- What you need to do:
(a) In the text on workplace change, repeat the passage starting at "Accenture’s research is" and ending at "with their values.", switching "bosses" to "managers".
(b) In the text on workplace change, shorten the paragraph that opens "Accenture’s research is in line" while keeping its main facts.

- Source text:

Accenture’s research is in line with similar findings from other studies of a workforce and economy transformed by a global pandemic, rapid technological change, and more public grappling with companies’ roles in perpetuating racism and economic injustice. Last week, a new Deloitte study found bosses to be completely overwhelmed by the changes they need to make to effectively meet this moment. Some 87% of those surveyed said finding the right workplace model is important to their organization’s success, but only a quarter felt their organizations are ready to make those changes.

And yet those changes must be made in order to be an employer of choice: The Deloitte study also found 40% of Gen Z and Millennial respondents have turned down a job or an assignment because it did not align with their values.

“Workers today have more influence than ever before and have demonstrated a willingness to use it to shape the work their organizations take on, as well as how they do it,” says Steve Hatfield, principal and global future of work leader at Deloitte. “To be successful in this new world of work, organizations must abandon the idea of complete control and co-create with workers to shape the new rules and boundaries that will define how they operate.”

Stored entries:
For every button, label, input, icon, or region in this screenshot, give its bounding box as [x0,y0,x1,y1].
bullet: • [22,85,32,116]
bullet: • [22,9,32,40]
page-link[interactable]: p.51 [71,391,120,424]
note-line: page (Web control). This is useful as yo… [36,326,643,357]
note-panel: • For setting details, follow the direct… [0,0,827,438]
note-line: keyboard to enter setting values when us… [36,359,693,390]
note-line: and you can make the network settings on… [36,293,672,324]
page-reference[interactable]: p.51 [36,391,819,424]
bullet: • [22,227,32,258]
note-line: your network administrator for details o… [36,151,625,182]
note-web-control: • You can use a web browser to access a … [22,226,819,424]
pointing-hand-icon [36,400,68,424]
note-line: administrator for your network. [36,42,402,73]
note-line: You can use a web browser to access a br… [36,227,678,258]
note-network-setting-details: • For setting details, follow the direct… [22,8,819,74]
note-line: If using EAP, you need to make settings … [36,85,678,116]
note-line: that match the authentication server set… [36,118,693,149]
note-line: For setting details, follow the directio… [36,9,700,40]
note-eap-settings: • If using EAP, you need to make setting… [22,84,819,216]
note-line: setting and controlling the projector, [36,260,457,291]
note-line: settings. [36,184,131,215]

- Answers by task:
(a)
Accenture’s research is in line with similar findings from other studies of a workforce and economy transformed by a global pandemic, rapid technological change, and more public grappling with companies’ roles in perpetuating racism and economic injustice. Last week, a new Deloitte study found managers to be completely overwhelmed by the changes they need to make to effectively meet this moment. Some 87% of those surveyed said finding the right workplace model is important to their organization’s success, but only a quarter felt their organizations are ready to make those changes.

And yet those changes must be made in order to be an employer of choice: The Deloitte study also found 40% of Gen Z and Millennial respondents have turned down a job or an assignment because it did not align with their values.

(b) Accenture’s research matches other studies of a workforce reshaped by a global pandemic, rapid technological change, and growing public scrutiny of companies’ role in racism and economic injustice. A new Deloitte study found bosses overwhelmed by the changes required: 87% of those surveyed said the right workplace model is important to their organization’s success, but only a quarter felt their organizations were ready to make those changes.